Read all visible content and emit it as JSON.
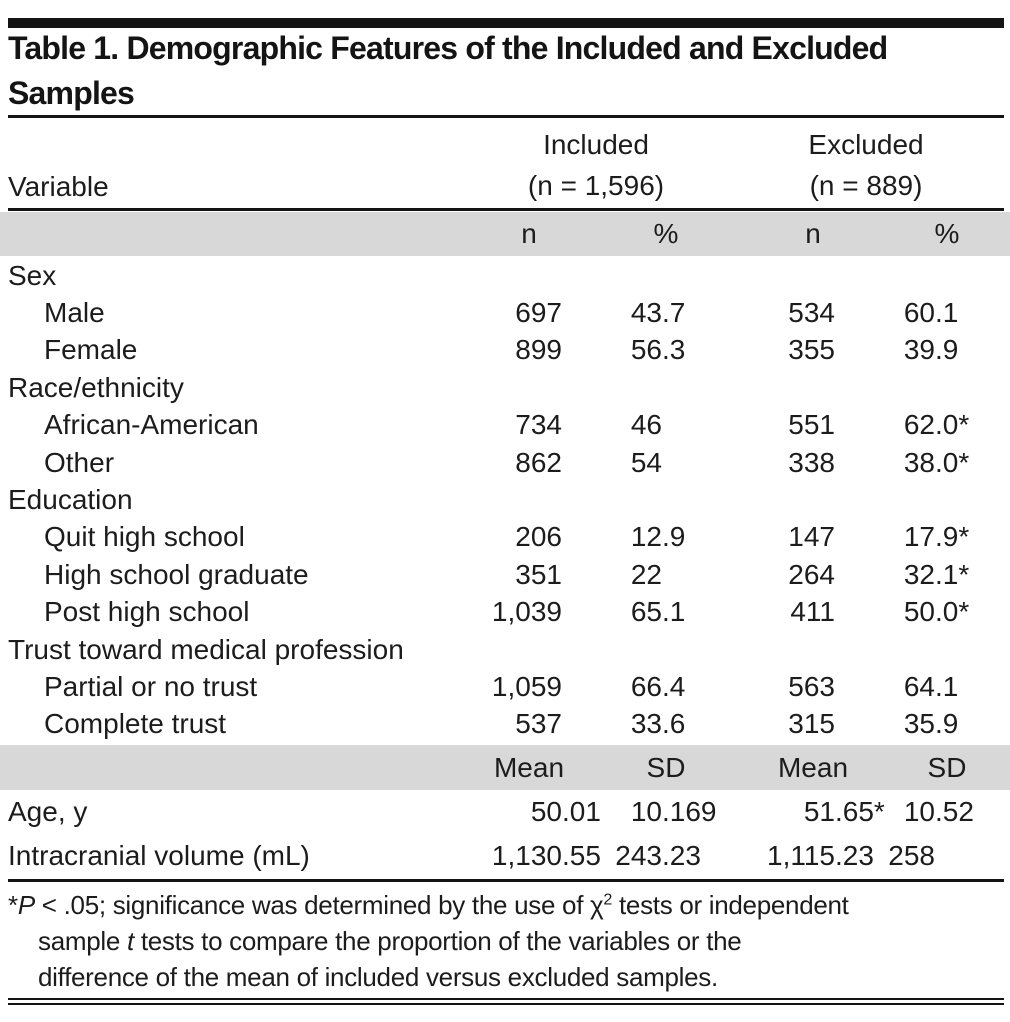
{
  "title": {
    "line1": "Table 1. Demographic Features of the Included and Excluded",
    "line2": "Samples"
  },
  "header": {
    "variable_label": "Variable",
    "groups": [
      {
        "name": "Included",
        "n": "(n = 1,596)"
      },
      {
        "name": "Excluded",
        "n": "(n = 889)"
      }
    ],
    "count_cols": [
      "n",
      "%",
      "n",
      "%"
    ]
  },
  "sections": [
    {
      "label": "Sex",
      "rows": [
        {
          "label": "Male",
          "values": [
            "697",
            "43.7",
            "534",
            "60.1"
          ]
        },
        {
          "label": "Female",
          "values": [
            "899",
            "56.3",
            "355",
            "39.9"
          ]
        }
      ]
    },
    {
      "label": "Race/ethnicity",
      "rows": [
        {
          "label": "African-American",
          "values": [
            "734",
            "46",
            "551",
            "62.0*"
          ]
        },
        {
          "label": "Other",
          "values": [
            "862",
            "54",
            "338",
            "38.0*"
          ]
        }
      ]
    },
    {
      "label": "Education",
      "rows": [
        {
          "label": "Quit high school",
          "values": [
            "206",
            "12.9",
            "147",
            "17.9*"
          ]
        },
        {
          "label": "High school graduate",
          "values": [
            "351",
            "22",
            "264",
            "32.1*"
          ]
        },
        {
          "label": "Post high school",
          "values": [
            "1,039",
            "65.1",
            "411",
            "50.0*"
          ]
        }
      ]
    },
    {
      "label": "Trust toward medical profession",
      "rows": [
        {
          "label": "Partial or no trust",
          "values": [
            "1,059",
            "66.4",
            "563",
            "64.1"
          ]
        },
        {
          "label": "Complete trust",
          "values": [
            "537",
            "33.6",
            "315",
            "35.9"
          ]
        }
      ]
    }
  ],
  "stats": {
    "header": [
      "Mean",
      "SD",
      "Mean",
      "SD"
    ],
    "rows": [
      {
        "label": "Age, y",
        "values": [
          "50.01",
          "10.169",
          "51.65*",
          "10.52"
        ]
      },
      {
        "label": "Intracranial volume (mL)",
        "values": [
          "1,130.55",
          "243.23",
          "1,115.23",
          "258"
        ]
      }
    ]
  },
  "footnote_lines": [
    {
      "indent": false,
      "parts": [
        {
          "t": "*",
          "s": "n"
        },
        {
          "t": "P",
          "s": "i"
        },
        {
          "t": " < .05; significance was determined by the use of χ",
          "s": "n"
        },
        {
          "t": "2",
          "s": "sup"
        },
        {
          "t": " tests or independent",
          "s": "n"
        }
      ]
    },
    {
      "indent": true,
      "parts": [
        {
          "t": "sample ",
          "s": "n"
        },
        {
          "t": "t",
          "s": "i"
        },
        {
          "t": " tests to compare the proportion of the variables or the",
          "s": "n"
        }
      ]
    },
    {
      "indent": true,
      "parts": [
        {
          "t": "difference of the mean of included versus excluded samples.",
          "s": "n"
        }
      ]
    }
  ],
  "colors": {
    "band_gray": "#d8d8d8",
    "rule_black": "#141414",
    "text": "#1c1c1c"
  }
}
....
#### Goal of the exercise:
Every line above that contains the word "school" should be reported.

#### Response below:
          "label": "Quit high school",
          "label": "High school graduate",
          "label": "Post high school",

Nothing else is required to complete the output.